**TASK TO COMPLETE**:
Copy every line of the items below word for word, leaving out the pictures.

**DATA FOR THIS TASK**:
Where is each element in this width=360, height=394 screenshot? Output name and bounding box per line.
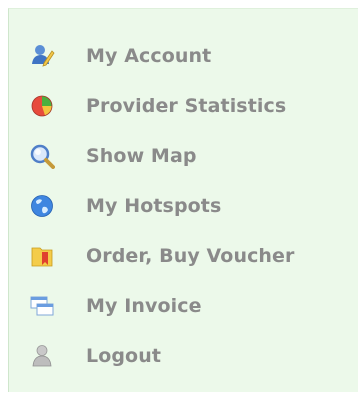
- menu-item-my-invoice[interactable]: My Invoice: [9, 281, 358, 331]
- menu-item-logout[interactable]: Logout: [9, 331, 358, 381]
- person-icon: [29, 343, 55, 369]
- menu-item-label: Logout: [86, 345, 162, 367]
- navigation-panel: My Account Provider Statistics Show Map …: [8, 8, 358, 392]
- globe-icon: [29, 193, 55, 219]
- menu-item-label: Provider Statistics: [86, 95, 287, 117]
- menu-item-order-buy-voucher[interactable]: Order, Buy Voucher: [9, 231, 358, 281]
- navigation-menu: My Account Provider Statistics Show Map …: [9, 31, 358, 381]
- windows-icon: [29, 293, 55, 319]
- menu-item-provider-statistics[interactable]: Provider Statistics: [9, 81, 358, 131]
- menu-item-label: My Account: [86, 45, 212, 67]
- menu-item-label: Show Map: [86, 145, 197, 167]
- menu-item-my-hotspots[interactable]: My Hotspots: [9, 181, 358, 231]
- user-account-icon: [29, 43, 55, 69]
- folder-bookmark-icon: [29, 243, 55, 269]
- magnifier-icon: [29, 143, 55, 169]
- menu-item-label: My Hotspots: [86, 195, 222, 217]
- pie-chart-icon: [29, 93, 55, 119]
- menu-item-my-account[interactable]: My Account: [9, 31, 358, 81]
- menu-item-show-map[interactable]: Show Map: [9, 131, 358, 181]
- menu-item-label: My Invoice: [86, 295, 202, 317]
- menu-item-label: Order, Buy Voucher: [86, 245, 295, 267]
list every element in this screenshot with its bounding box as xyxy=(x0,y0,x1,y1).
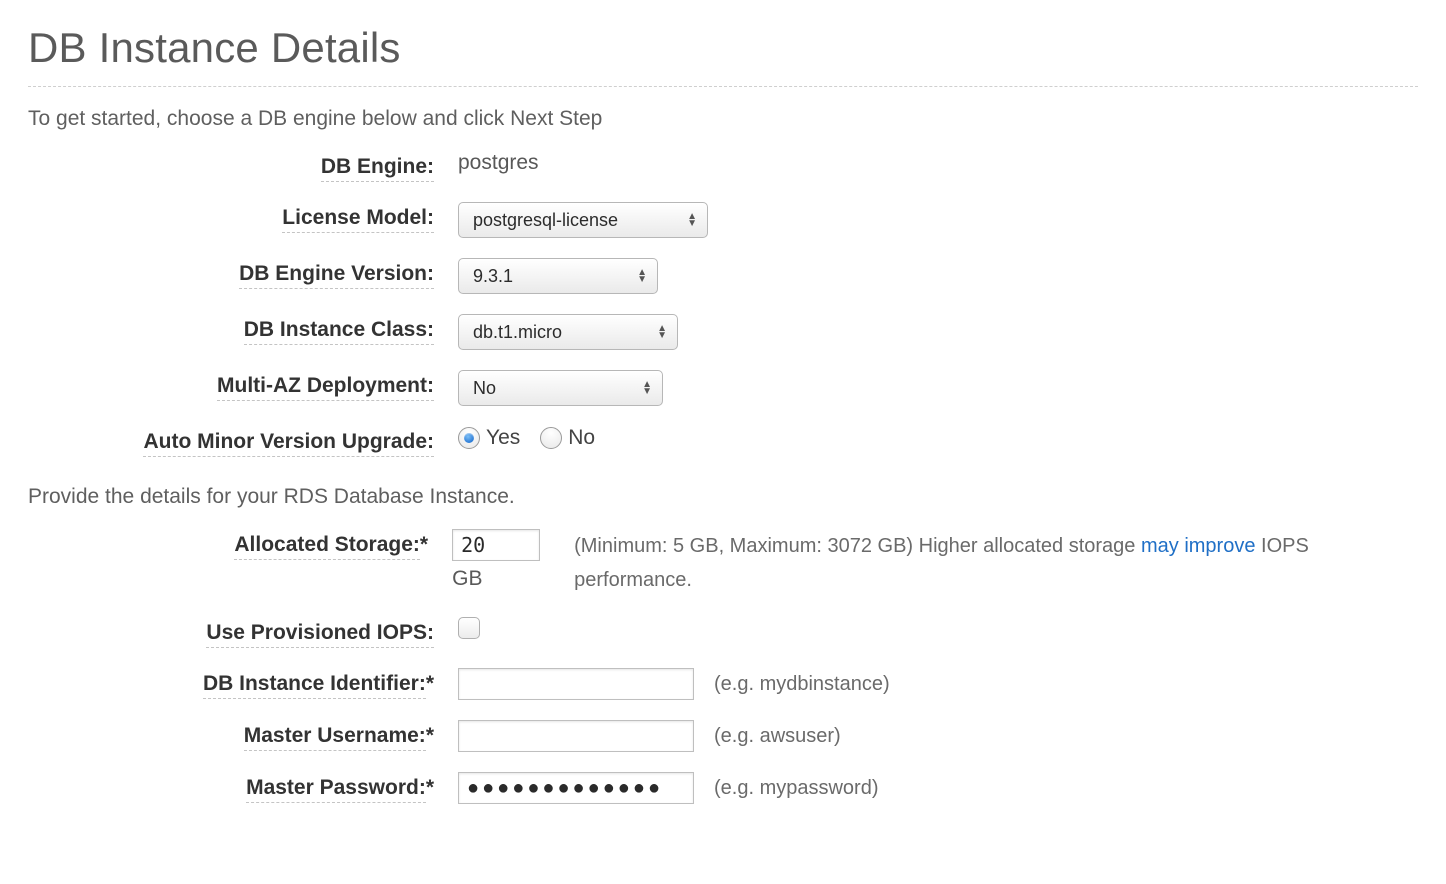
value-multi-az: No ▲▼ xyxy=(458,370,663,406)
label-instance-identifier: DB Instance Identifier:* xyxy=(28,668,458,699)
chevron-updown-icon: ▲▼ xyxy=(637,269,647,283)
allocated-storage-hint: (Minimum: 5 GB, Maximum: 3072 GB) Higher… xyxy=(574,529,1418,597)
chevron-updown-icon: ▲▼ xyxy=(642,381,652,395)
details-form: Allocated Storage:* GB (Minimum: 5 GB, M… xyxy=(28,529,1418,804)
page-title: DB Instance Details xyxy=(28,24,1418,72)
row-auto-minor-upgrade: Auto Minor Version Upgrade: Yes No xyxy=(28,426,1418,457)
allocated-storage-unit: GB xyxy=(452,567,482,591)
label-engine-version: DB Engine Version: xyxy=(28,258,458,289)
value-license-model: postgresql-license ▲▼ xyxy=(458,202,708,238)
chevron-updown-icon: ▲▼ xyxy=(687,213,697,227)
auto-minor-upgrade-radio-group: Yes No xyxy=(458,426,609,450)
row-multi-az: Multi-AZ Deployment: No ▲▼ xyxy=(28,370,1418,406)
row-db-engine: DB Engine: postgres xyxy=(28,151,1418,182)
auto-minor-upgrade-no[interactable]: No xyxy=(540,426,595,450)
value-db-engine: postgres xyxy=(458,151,539,175)
row-engine-version: DB Engine Version: 9.3.1 ▲▼ xyxy=(28,258,1418,294)
use-iops-checkbox[interactable] xyxy=(458,617,480,639)
value-allocated-storage: GB (Minimum: 5 GB, Maximum: 3072 GB) Hig… xyxy=(452,529,1418,597)
row-instance-identifier: DB Instance Identifier:* (e.g. mydbinsta… xyxy=(28,668,1418,700)
instance-identifier-input[interactable] xyxy=(458,668,694,700)
instruction-details: Provide the details for your RDS Databas… xyxy=(28,485,1418,509)
instance-class-select[interactable]: db.t1.micro ▲▼ xyxy=(458,314,678,350)
engine-version-select[interactable]: 9.3.1 ▲▼ xyxy=(458,258,658,294)
title-divider xyxy=(28,86,1418,87)
value-engine-version: 9.3.1 ▲▼ xyxy=(458,258,658,294)
license-model-select[interactable]: postgresql-license ▲▼ xyxy=(458,202,708,238)
value-instance-identifier: (e.g. mydbinstance) xyxy=(458,668,890,700)
db-instance-details-page: DB Instance Details To get started, choo… xyxy=(0,0,1446,848)
label-use-iops: Use Provisioned IOPS: xyxy=(28,617,458,648)
label-license-model: License Model: xyxy=(28,202,458,233)
label-auto-minor-upgrade: Auto Minor Version Upgrade: xyxy=(28,426,458,457)
may-improve-link[interactable]: may improve xyxy=(1141,535,1255,557)
row-instance-class: DB Instance Class: db.t1.micro ▲▼ xyxy=(28,314,1418,350)
row-license-model: License Model: postgresql-license ▲▼ xyxy=(28,202,1418,238)
value-master-username: (e.g. awsuser) xyxy=(458,720,841,752)
row-use-iops: Use Provisioned IOPS: xyxy=(28,617,1418,648)
label-master-username: Master Username:* xyxy=(28,720,458,751)
label-allocated-storage: Allocated Storage:* xyxy=(28,529,452,560)
master-username-hint: (e.g. awsuser) xyxy=(714,725,841,748)
label-db-engine: DB Engine: xyxy=(28,151,458,182)
radio-unchecked-icon xyxy=(540,427,562,449)
allocated-storage-input[interactable] xyxy=(452,529,540,561)
instruction-engine: To get started, choose a DB engine below… xyxy=(28,107,1418,131)
value-master-password: (e.g. mypassword) xyxy=(458,772,879,804)
db-engine-value: postgres xyxy=(458,151,539,175)
multi-az-select[interactable]: No ▲▼ xyxy=(458,370,663,406)
value-instance-class: db.t1.micro ▲▼ xyxy=(458,314,678,350)
instance-identifier-hint: (e.g. mydbinstance) xyxy=(714,673,890,696)
engine-form: DB Engine: postgres License Model: postg… xyxy=(28,151,1418,457)
master-username-input[interactable] xyxy=(458,720,694,752)
value-use-iops xyxy=(458,617,480,639)
chevron-updown-icon: ▲▼ xyxy=(657,325,667,339)
row-master-password: Master Password:* (e.g. mypassword) xyxy=(28,772,1418,804)
value-auto-minor-upgrade: Yes No xyxy=(458,426,609,450)
label-multi-az: Multi-AZ Deployment: xyxy=(28,370,458,401)
label-master-password: Master Password:* xyxy=(28,772,458,803)
master-password-input[interactable] xyxy=(458,772,694,804)
row-allocated-storage: Allocated Storage:* GB (Minimum: 5 GB, M… xyxy=(28,529,1418,597)
row-master-username: Master Username:* (e.g. awsuser) xyxy=(28,720,1418,752)
radio-checked-icon xyxy=(458,427,480,449)
auto-minor-upgrade-yes[interactable]: Yes xyxy=(458,426,520,450)
master-password-hint: (e.g. mypassword) xyxy=(714,777,879,800)
label-instance-class: DB Instance Class: xyxy=(28,314,458,345)
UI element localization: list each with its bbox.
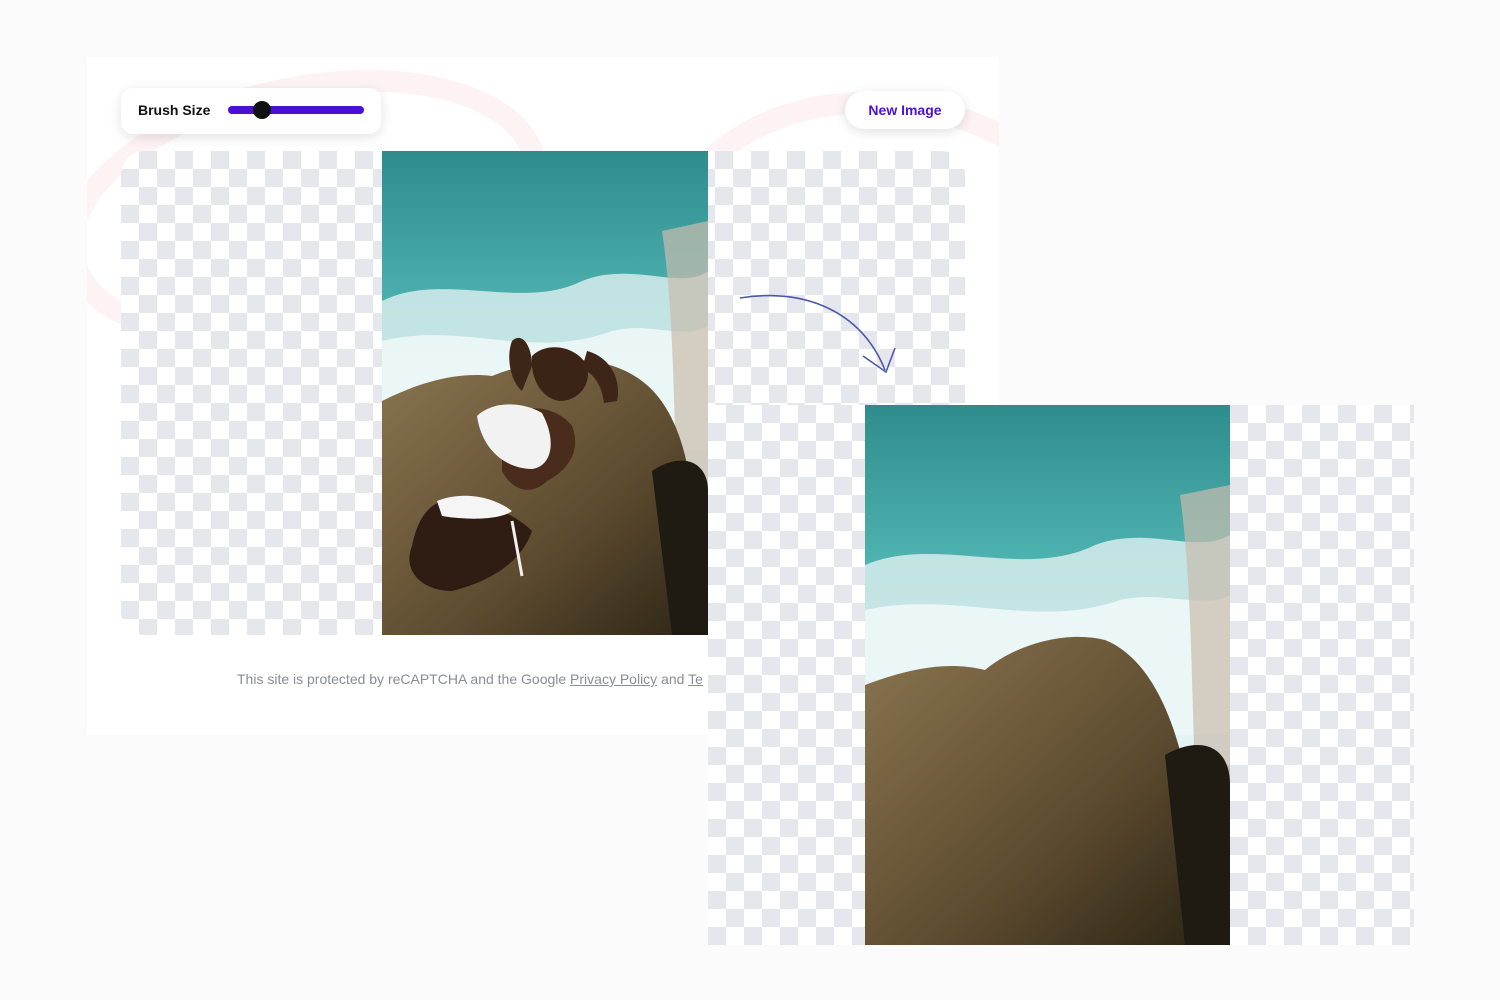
beach-photo-person-removed [865,405,1230,945]
recaptcha-notice: This site is protected by reCAPTCHA and … [237,671,703,687]
curved-arrow-icon [739,294,896,374]
brush-size-control: Brush Size [121,88,381,134]
result-preview [708,405,1414,945]
recaptcha-notice-text: This site is protected by reCAPTCHA and … [237,671,571,687]
original-photo [382,151,708,635]
new-image-button[interactable]: New Image [845,91,965,129]
recaptcha-notice-and: and [657,671,689,687]
brush-size-slider-thumb[interactable] [253,101,271,119]
brush-size-label: Brush Size [138,102,211,118]
result-photo [865,405,1230,945]
terms-link[interactable]: Te [688,671,703,687]
beach-photo-woman [382,151,708,635]
privacy-policy-link[interactable]: Privacy Policy [570,671,657,687]
brush-size-slider[interactable] [228,101,364,119]
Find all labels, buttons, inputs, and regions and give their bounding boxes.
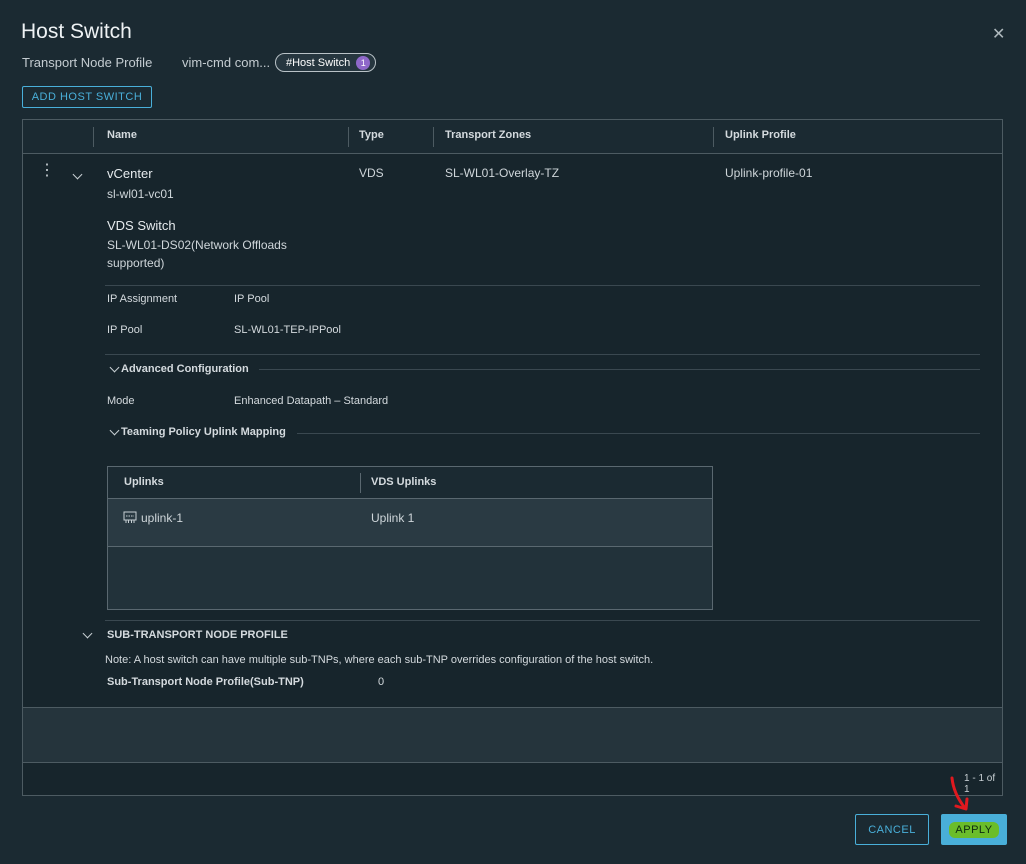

**SOLUTION FOR THIS PROBLEM**:
Where is each element in this width=360, height=394 screenshot? Output name and bounding box per line.
- menu-item-my-invoice[interactable]: My Invoice: [9, 281, 358, 331]
- menu-item-logout[interactable]: Logout: [9, 331, 358, 381]
- person-icon: [29, 343, 55, 369]
- menu-item-label: Logout: [86, 345, 162, 367]
- navigation-panel: My Account Provider Statistics Show Map …: [8, 8, 358, 392]
- globe-icon: [29, 193, 55, 219]
- menu-item-label: Provider Statistics: [86, 95, 287, 117]
- menu-item-order-buy-voucher[interactable]: Order, Buy Voucher: [9, 231, 358, 281]
- navigation-menu: My Account Provider Statistics Show Map …: [9, 31, 358, 381]
- windows-icon: [29, 293, 55, 319]
- menu-item-provider-statistics[interactable]: Provider Statistics: [9, 81, 358, 131]
- menu-item-label: My Account: [86, 45, 212, 67]
- menu-item-label: Show Map: [86, 145, 197, 167]
- menu-item-my-hotspots[interactable]: My Hotspots: [9, 181, 358, 231]
- user-account-icon: [29, 43, 55, 69]
- folder-bookmark-icon: [29, 243, 55, 269]
- magnifier-icon: [29, 143, 55, 169]
- menu-item-label: My Hotspots: [86, 195, 222, 217]
- pie-chart-icon: [29, 93, 55, 119]
- menu-item-my-account[interactable]: My Account: [9, 31, 358, 81]
- menu-item-show-map[interactable]: Show Map: [9, 131, 358, 181]
- menu-item-label: My Invoice: [86, 295, 202, 317]
- menu-item-label: Order, Buy Voucher: [86, 245, 295, 267]
list every element in this screenshot with its bounding box as xyxy=(x0,y0,x1,y1).
value-multi-az: No ▲▼ xyxy=(458,370,663,406)
label-instance-identifier: DB Instance Identifier:* xyxy=(28,668,458,699)
chevron-updown-icon: ▲▼ xyxy=(637,269,647,283)
allocated-storage-hint: (Minimum: 5 GB, Maximum: 3072 GB) Higher… xyxy=(574,529,1418,597)
chevron-updown-icon: ▲▼ xyxy=(642,381,652,395)
details-form: Allocated Storage:* GB (Minimum: 5 GB, M… xyxy=(28,529,1418,804)
page-title: DB Instance Details xyxy=(28,24,1418,72)
row-auto-minor-upgrade: Auto Minor Version Upgrade: Yes No xyxy=(28,426,1418,457)
allocated-storage-unit: GB xyxy=(452,567,482,591)
label-engine-version: DB Engine Version: xyxy=(28,258,458,289)
value-license-model: postgresql-license ▲▼ xyxy=(458,202,708,238)
chevron-updown-icon: ▲▼ xyxy=(687,213,697,227)
auto-minor-upgrade-radio-group: Yes No xyxy=(458,426,609,450)
row-multi-az: Multi-AZ Deployment: No ▲▼ xyxy=(28,370,1418,406)
row-db-engine: DB Engine: postgres xyxy=(28,151,1418,182)
auto-minor-upgrade-no[interactable]: No xyxy=(540,426,595,450)
value-db-engine: postgres xyxy=(458,151,539,175)
row-engine-version: DB Engine Version: 9.3.1 ▲▼ xyxy=(28,258,1418,294)
use-iops-checkbox[interactable] xyxy=(458,617,480,639)
value-allocated-storage: GB (Minimum: 5 GB, Maximum: 3072 GB) Hig… xyxy=(452,529,1418,597)
row-instance-identifier: DB Instance Identifier:* (e.g. mydbinsta… xyxy=(28,668,1418,700)
instance-identifier-input[interactable] xyxy=(458,668,694,700)
instruction-details: Provide the details for your RDS Databas… xyxy=(28,485,1418,509)
instance-class-select[interactable]: db.t1.micro ▲▼ xyxy=(458,314,678,350)
engine-version-select[interactable]: 9.3.1 ▲▼ xyxy=(458,258,658,294)
title-divider xyxy=(28,86,1418,87)
value-engine-version: 9.3.1 ▲▼ xyxy=(458,258,658,294)
license-model-select[interactable]: postgresql-license ▲▼ xyxy=(458,202,708,238)
value-instance-identifier: (e.g. mydbinstance) xyxy=(458,668,890,700)
db-instance-details-page: DB Instance Details To get started, choo… xyxy=(0,0,1446,848)
label-use-iops: Use Provisioned IOPS: xyxy=(28,617,458,648)
label-license-model: License Model: xyxy=(28,202,458,233)
label-auto-minor-upgrade: Auto Minor Version Upgrade: xyxy=(28,426,458,457)
may-improve-link[interactable]: may improve xyxy=(1141,535,1255,557)
row-instance-class: DB Instance Class: db.t1.micro ▲▼ xyxy=(28,314,1418,350)
row-license-model: License Model: postgresql-license ▲▼ xyxy=(28,202,1418,238)
value-master-username: (e.g. awsuser) xyxy=(458,720,841,752)
row-use-iops: Use Provisioned IOPS: xyxy=(28,617,1418,648)
label-master-username: Master Username:* xyxy=(28,720,458,751)
label-allocated-storage: Allocated Storage:* xyxy=(28,529,452,560)
master-username-hint: (e.g. awsuser) xyxy=(714,725,841,748)
label-db-engine: DB Engine: xyxy=(28,151,458,182)
radio-unchecked-icon xyxy=(540,427,562,449)
allocated-storage-input[interactable] xyxy=(452,529,540,561)
instruction-engine: To get started, choose a DB engine below… xyxy=(28,107,1418,131)
value-master-password: (e.g. mypassword) xyxy=(458,772,879,804)
db-engine-value: postgres xyxy=(458,151,539,175)
multi-az-select[interactable]: No ▲▼ xyxy=(458,370,663,406)
value-instance-class: db.t1.micro ▲▼ xyxy=(458,314,678,350)
instance-identifier-hint: (e.g. mydbinstance) xyxy=(714,673,890,696)
engine-form: DB Engine: postgres License Model: postg… xyxy=(28,151,1418,457)
master-username-input[interactable] xyxy=(458,720,694,752)
value-use-iops xyxy=(458,617,480,639)
chevron-updown-icon: ▲▼ xyxy=(657,325,667,339)
row-master-password: Master Password:* (e.g. mypassword) xyxy=(28,772,1418,804)
value-auto-minor-upgrade: Yes No xyxy=(458,426,609,450)
label-multi-az: Multi-AZ Deployment: xyxy=(28,370,458,401)
label-master-password: Master Password:* xyxy=(28,772,458,803)
master-password-input[interactable] xyxy=(458,772,694,804)
row-allocated-storage: Allocated Storage:* GB (Minimum: 5 GB, M… xyxy=(28,529,1418,597)
row-master-username: Master Username:* (e.g. awsuser) xyxy=(28,720,1418,752)
radio-checked-icon xyxy=(458,427,480,449)
auto-minor-upgrade-yes[interactable]: Yes xyxy=(458,426,520,450)
master-password-hint: (e.g. mypassword) xyxy=(714,777,879,800)
label-instance-class: DB Instance Class: xyxy=(28,314,458,345)
UI element localization: list each with its bbox.
beach-photo-person-removed [865,405,1230,945]
recaptcha-notice: This site is protected by reCAPTCHA and … [237,671,703,687]
curved-arrow-icon [739,294,896,374]
brush-size-control: Brush Size [121,88,381,134]
result-preview [708,405,1414,945]
recaptcha-notice-text: This site is protected by reCAPTCHA and … [237,671,571,687]
original-photo [382,151,708,635]
new-image-button[interactable]: New Image [845,91,965,129]
recaptcha-notice-and: and [657,671,689,687]
brush-size-slider-thumb[interactable] [253,101,271,119]
brush-size-label: Brush Size [138,102,211,118]
result-photo [865,405,1230,945]
terms-link[interactable]: Te [688,671,703,687]
beach-photo-woman [382,151,708,635]
privacy-policy-link[interactable]: Privacy Policy [570,671,657,687]
brush-size-slider[interactable] [228,101,364,119]
Find all labels, buttons, inputs, and regions and give their bounding boxes.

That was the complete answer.